Aim of the task:
Reproduce all of the data that follows, character for character.

Stored records:
•••

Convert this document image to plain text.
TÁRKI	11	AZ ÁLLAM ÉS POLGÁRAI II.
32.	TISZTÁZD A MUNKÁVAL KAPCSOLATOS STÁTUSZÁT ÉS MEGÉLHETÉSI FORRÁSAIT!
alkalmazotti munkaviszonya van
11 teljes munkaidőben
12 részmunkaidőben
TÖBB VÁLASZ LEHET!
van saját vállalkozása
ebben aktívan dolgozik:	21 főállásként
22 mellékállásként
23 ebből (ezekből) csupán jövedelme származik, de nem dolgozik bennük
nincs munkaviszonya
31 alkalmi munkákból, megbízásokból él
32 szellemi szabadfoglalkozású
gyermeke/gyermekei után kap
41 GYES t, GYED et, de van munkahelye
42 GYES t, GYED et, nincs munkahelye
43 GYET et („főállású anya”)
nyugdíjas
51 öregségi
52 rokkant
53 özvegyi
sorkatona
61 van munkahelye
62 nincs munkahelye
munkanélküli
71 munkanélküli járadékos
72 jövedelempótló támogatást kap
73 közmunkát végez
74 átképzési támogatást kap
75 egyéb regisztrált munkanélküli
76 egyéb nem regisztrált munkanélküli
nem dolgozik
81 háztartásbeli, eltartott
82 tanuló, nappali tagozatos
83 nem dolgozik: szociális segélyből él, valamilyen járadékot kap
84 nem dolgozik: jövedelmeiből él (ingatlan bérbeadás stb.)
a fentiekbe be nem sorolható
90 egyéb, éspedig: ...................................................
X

•••

Task answer:
Convert this document image to plain text.
TÁRKI	11	AZ ÁLLAM ÉS POLGÁRAI II.
32.	TISZTÁZD A MUNKÁVAL KAPCSOLATOS STÁTUSZÁT ÉS MEGÉLHETÉSI FORRÁSAIT!
alkalmazotti munkaviszonya van
11 teljes munkaidőben
12 részmunkaidőben
TÖBB VÁLASZ LEHET!
van saját vállalkozása
ebben aktívan dolgozik:	21 főállásként
22 mellékállásként
23 ebből (ezekből) csupán jövedelme származik, de nem dolgozik bennük
nincs munkaviszonya
31 alkalmi munkákból, megbízásokból él
32 szellemi szabadfoglalkozású
gyermeke/gyermekei után kap
41 GYES t, GYED et, de van munkahelye
42 GYES t, GYED et, nincs munkahelye
43 GYET et („főállású anya”)
nyugdíjas
51 öregségi
52 rokkant
53 özvegyi
sorkatona
61 van munkahelye
62 nincs munkahelye
munkanélküli
71 munkanélküli járadékos
72 jövedelempótló támogatást kap
73 közmunkát végez
74 átképzési támogatást kap
75 egyéb regisztrált munkanélküli
76 egyéb nem regisztrált munkanélküli
nem dolgozik
81 háztartásbeli, eltartott
82 tanuló, nappali tagozatos
83 nem dolgozik: szociális segélyből él, valamilyen járadékot kap
84 nem dolgozik: jövedelmeiből él (ingatlan bérbeadás stb.)
a fentiekbe be nem sorolható
90 egyéb, éspedig: ...................................................
X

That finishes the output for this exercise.